▶ STATED TASK: Pictures aside, repeat every entry exactly.

▶ PROVIDED RECORDS:
-- Start --

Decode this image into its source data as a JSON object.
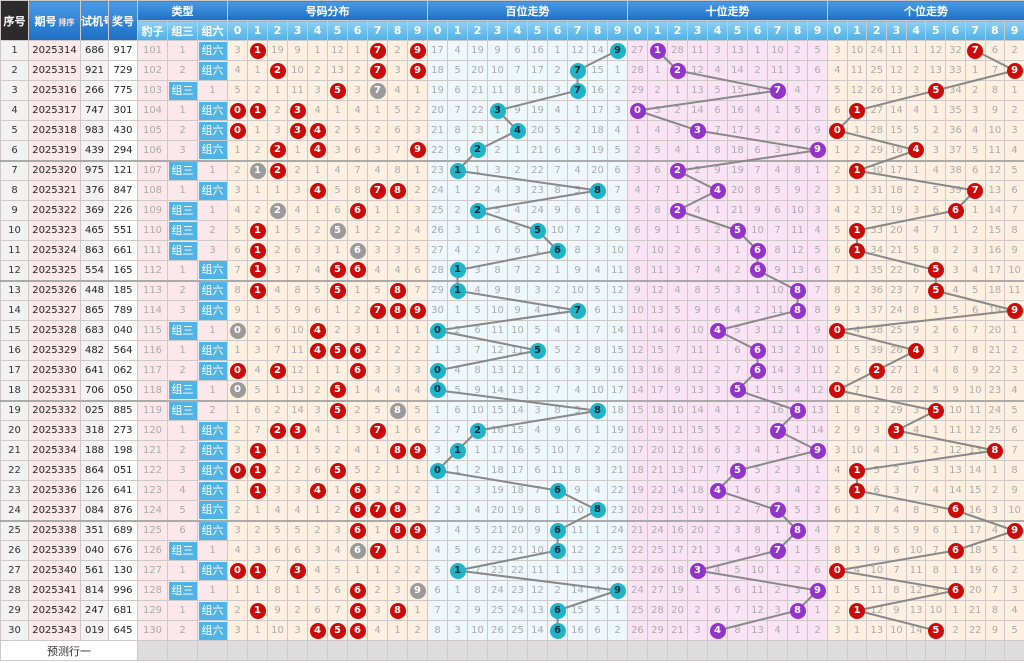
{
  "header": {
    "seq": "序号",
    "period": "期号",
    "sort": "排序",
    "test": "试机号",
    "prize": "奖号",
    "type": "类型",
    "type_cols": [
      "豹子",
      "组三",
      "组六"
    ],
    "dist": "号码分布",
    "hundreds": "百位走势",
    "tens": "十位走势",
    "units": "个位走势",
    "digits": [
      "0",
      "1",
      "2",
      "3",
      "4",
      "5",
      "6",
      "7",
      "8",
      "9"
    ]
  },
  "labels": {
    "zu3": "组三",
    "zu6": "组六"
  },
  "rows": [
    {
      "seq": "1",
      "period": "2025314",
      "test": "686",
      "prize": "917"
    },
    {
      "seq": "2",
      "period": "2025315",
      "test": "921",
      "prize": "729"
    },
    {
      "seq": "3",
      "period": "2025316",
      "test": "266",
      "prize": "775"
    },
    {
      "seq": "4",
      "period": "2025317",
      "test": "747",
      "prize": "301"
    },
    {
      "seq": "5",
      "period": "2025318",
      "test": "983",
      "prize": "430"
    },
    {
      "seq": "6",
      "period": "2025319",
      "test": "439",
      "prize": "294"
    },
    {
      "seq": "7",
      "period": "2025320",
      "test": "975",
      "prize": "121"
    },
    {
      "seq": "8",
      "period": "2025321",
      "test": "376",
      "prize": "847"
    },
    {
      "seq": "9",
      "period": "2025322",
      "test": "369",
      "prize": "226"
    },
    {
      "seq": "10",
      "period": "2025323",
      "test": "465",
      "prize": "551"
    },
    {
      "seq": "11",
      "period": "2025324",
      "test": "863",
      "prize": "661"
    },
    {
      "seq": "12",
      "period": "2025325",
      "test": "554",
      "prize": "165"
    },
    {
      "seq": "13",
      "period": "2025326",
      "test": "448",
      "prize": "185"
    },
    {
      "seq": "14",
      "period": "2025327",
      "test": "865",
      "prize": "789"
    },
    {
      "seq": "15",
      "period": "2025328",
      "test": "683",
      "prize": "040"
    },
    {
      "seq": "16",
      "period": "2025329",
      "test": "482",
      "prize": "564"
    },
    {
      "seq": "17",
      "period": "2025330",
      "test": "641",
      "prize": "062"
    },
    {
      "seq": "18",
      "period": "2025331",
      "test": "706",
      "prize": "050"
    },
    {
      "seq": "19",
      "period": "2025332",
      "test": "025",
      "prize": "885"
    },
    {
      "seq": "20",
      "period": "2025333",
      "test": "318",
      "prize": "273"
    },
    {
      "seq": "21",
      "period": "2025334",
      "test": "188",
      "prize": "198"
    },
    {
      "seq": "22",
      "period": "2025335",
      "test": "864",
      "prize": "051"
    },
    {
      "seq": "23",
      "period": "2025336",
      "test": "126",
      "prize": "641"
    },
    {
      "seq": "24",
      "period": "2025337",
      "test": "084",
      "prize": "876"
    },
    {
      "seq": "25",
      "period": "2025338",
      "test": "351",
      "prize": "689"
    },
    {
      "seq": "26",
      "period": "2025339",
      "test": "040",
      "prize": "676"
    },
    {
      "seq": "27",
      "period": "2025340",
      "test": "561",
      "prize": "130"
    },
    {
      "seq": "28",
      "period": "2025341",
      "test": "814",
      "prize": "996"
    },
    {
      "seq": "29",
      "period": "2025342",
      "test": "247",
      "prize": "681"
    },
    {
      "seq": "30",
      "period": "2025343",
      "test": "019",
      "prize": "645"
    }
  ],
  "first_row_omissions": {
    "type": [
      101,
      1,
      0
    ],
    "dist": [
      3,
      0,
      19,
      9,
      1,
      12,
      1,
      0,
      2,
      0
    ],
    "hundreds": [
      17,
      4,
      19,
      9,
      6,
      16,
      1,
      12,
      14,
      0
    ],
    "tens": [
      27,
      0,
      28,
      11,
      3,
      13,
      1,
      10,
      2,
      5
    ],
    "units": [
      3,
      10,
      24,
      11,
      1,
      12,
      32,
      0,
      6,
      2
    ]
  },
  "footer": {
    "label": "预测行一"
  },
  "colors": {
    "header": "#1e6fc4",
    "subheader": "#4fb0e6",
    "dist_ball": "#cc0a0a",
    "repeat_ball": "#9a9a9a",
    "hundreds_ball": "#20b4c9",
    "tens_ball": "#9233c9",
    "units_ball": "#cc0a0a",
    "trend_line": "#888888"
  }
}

-- End --

▶ TASK OUTPUT:
Decode this image into its source data as a JSON object.
{
  "header": {
    "seq": "序号",
    "period": "期号",
    "sort": "排序",
    "test": "试机号",
    "prize": "奖号",
    "type": "类型",
    "type_cols": [
      "豹子",
      "组三",
      "组六"
    ],
    "dist": "号码分布",
    "hundreds": "百位走势",
    "tens": "十位走势",
    "units": "个位走势",
    "digits": [
      "0",
      "1",
      "2",
      "3",
      "4",
      "5",
      "6",
      "7",
      "8",
      "9"
    ]
  },
  "labels": {
    "zu3": "组三",
    "zu6": "组六"
  },
  "rows": [
    {
      "seq": "1",
      "period": "2025314",
      "test": "686",
      "prize": "917"
    },
    {
      "seq": "2",
      "period": "2025315",
      "test": "921",
      "prize": "729"
    },
    {
      "seq": "3",
      "period": "2025316",
      "test": "266",
      "prize": "775"
    },
    {
      "seq": "4",
      "period": "2025317",
      "test": "747",
      "prize": "301"
    },
    {
      "seq": "5",
      "period": "2025318",
      "test": "983",
      "prize": "430"
    },
    {
      "seq": "6",
      "period": "2025319",
      "test": "439",
      "prize": "294"
    },
    {
      "seq": "7",
      "period": "2025320",
      "test": "975",
      "prize": "121"
    },
    {
      "seq": "8",
      "period": "2025321",
      "test": "376",
      "prize": "847"
    },
    {
      "seq": "9",
      "period": "2025322",
      "test": "369",
      "prize": "226"
    },
    {
      "seq": "10",
      "period": "2025323",
      "test": "465",
      "prize": "551"
    },
    {
      "seq": "11",
      "period": "2025324",
      "test": "863",
      "prize": "661"
    },
    {
      "seq": "12",
      "period": "2025325",
      "test": "554",
      "prize": "165"
    },
    {
      "seq": "13",
      "period": "2025326",
      "test": "448",
      "prize": "185"
    },
    {
      "seq": "14",
      "period": "2025327",
      "test": "865",
      "prize": "789"
    },
    {
      "seq": "15",
      "period": "2025328",
      "test": "683",
      "prize": "040"
    },
    {
      "seq": "16",
      "period": "2025329",
      "test": "482",
      "prize": "564"
    },
    {
      "seq": "17",
      "period": "2025330",
      "test": "641",
      "prize": "062"
    },
    {
      "seq": "18",
      "period": "2025331",
      "test": "706",
      "prize": "050"
    },
    {
      "seq": "19",
      "period": "2025332",
      "test": "025",
      "prize": "885"
    },
    {
      "seq": "20",
      "period": "2025333",
      "test": "318",
      "prize": "273"
    },
    {
      "seq": "21",
      "period": "2025334",
      "test": "188",
      "prize": "198"
    },
    {
      "seq": "22",
      "period": "2025335",
      "test": "864",
      "prize": "051"
    },
    {
      "seq": "23",
      "period": "2025336",
      "test": "126",
      "prize": "641"
    },
    {
      "seq": "24",
      "period": "2025337",
      "test": "084",
      "prize": "876"
    },
    {
      "seq": "25",
      "period": "2025338",
      "test": "351",
      "prize": "689"
    },
    {
      "seq": "26",
      "period": "2025339",
      "test": "040",
      "prize": "676"
    },
    {
      "seq": "27",
      "period": "2025340",
      "test": "561",
      "prize": "130"
    },
    {
      "seq": "28",
      "period": "2025341",
      "test": "814",
      "prize": "996"
    },
    {
      "seq": "29",
      "period": "2025342",
      "test": "247",
      "prize": "681"
    },
    {
      "seq": "30",
      "period": "2025343",
      "test": "019",
      "prize": "645"
    }
  ],
  "first_row_omissions": {
    "type": [
      101,
      1,
      0
    ],
    "dist": [
      3,
      0,
      19,
      9,
      1,
      12,
      1,
      0,
      2,
      0
    ],
    "hundreds": [
      17,
      4,
      19,
      9,
      6,
      16,
      1,
      12,
      14,
      0
    ],
    "tens": [
      27,
      0,
      28,
      11,
      3,
      13,
      1,
      10,
      2,
      5
    ],
    "units": [
      3,
      10,
      24,
      11,
      1,
      12,
      32,
      0,
      6,
      2
    ]
  },
  "footer": {
    "label": "预测行一"
  },
  "colors": {
    "header": "#1e6fc4",
    "subheader": "#4fb0e6",
    "dist_ball": "#cc0a0a",
    "repeat_ball": "#9a9a9a",
    "hundreds_ball": "#20b4c9",
    "tens_ball": "#9233c9",
    "units_ball": "#cc0a0a",
    "trend_line": "#888888"
  }
}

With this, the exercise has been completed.